What is required: Check each line of the data for "drawers" and select those that have it.

---------- Raw records

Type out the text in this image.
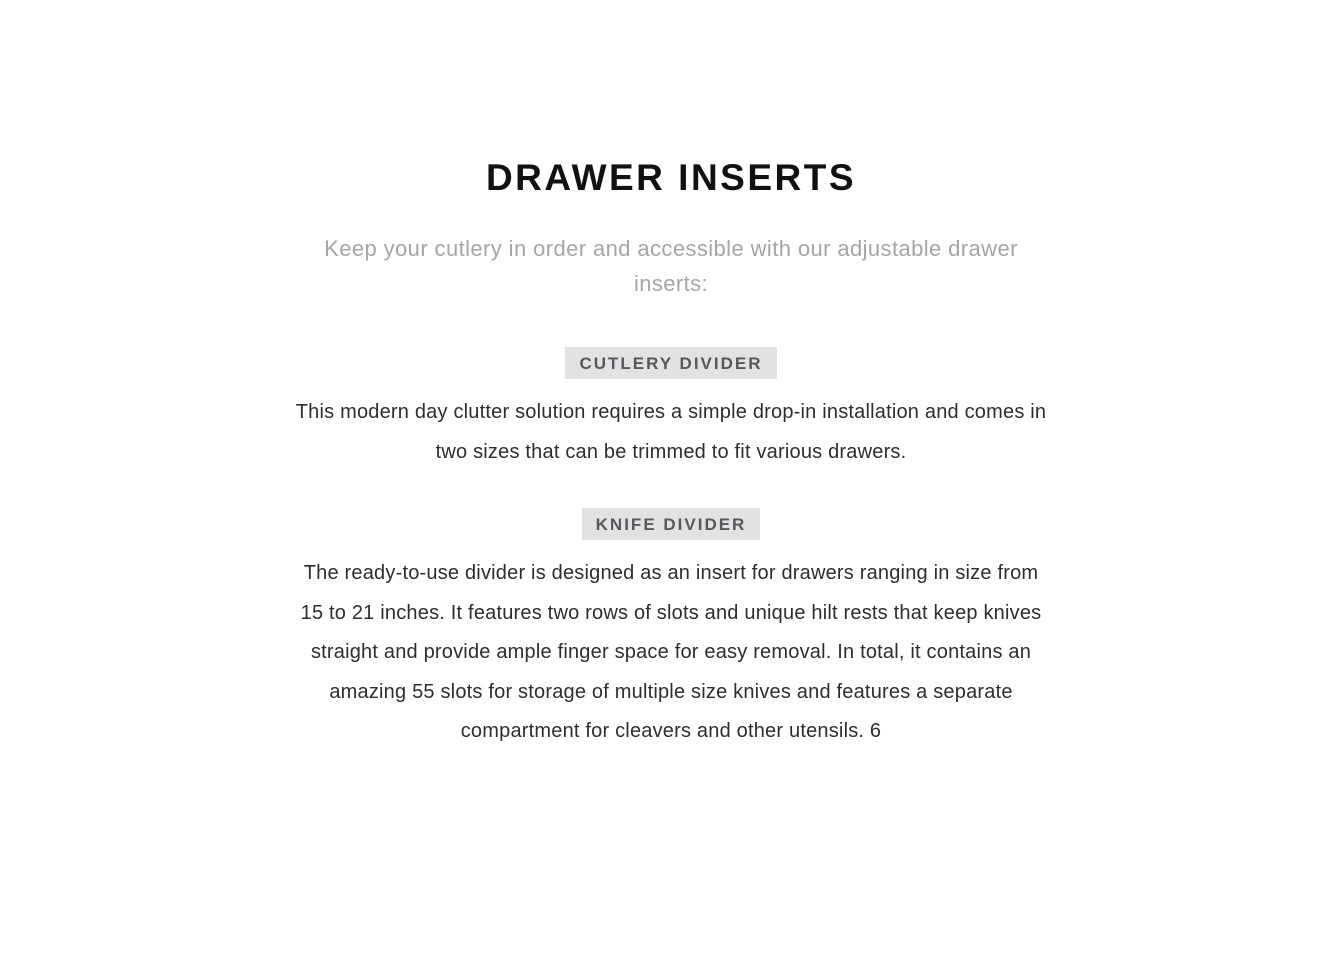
DRAWER INSERTS

Keep your cutlery in order and accessible with our adjustable drawer inserts:

CUTLERY DIVIDER

This modern day clutter solution requires a simple drop-in installation and comes in two sizes that can be trimmed to fit various drawers.

KNIFE DIVIDER

The ready-to-use divider is designed as an insert for drawers ranging in size from 15 to 21 inches. It features two rows of slots and unique hilt rests that keep knives straight and provide ample finger space for easy removal. In total, it contains an amazing 55 slots for storage of multiple size knives and features a separate compartment for cleavers and other utensils. 6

--------------------

Full output:
This modern day clutter solution requires a simple drop-in installation and comes in two sizes that can be trimmed to fit various drawers.
The ready-to-use divider is designed as an insert for drawers ranging in size from 15 to 21 inches. It features two rows of slots and unique hilt rests that keep knives straight and provide ample finger space for easy removal. In total, it contains an amazing 55 slots for storage of multiple size knives and features a separate compartment for cleavers and other utensils. 6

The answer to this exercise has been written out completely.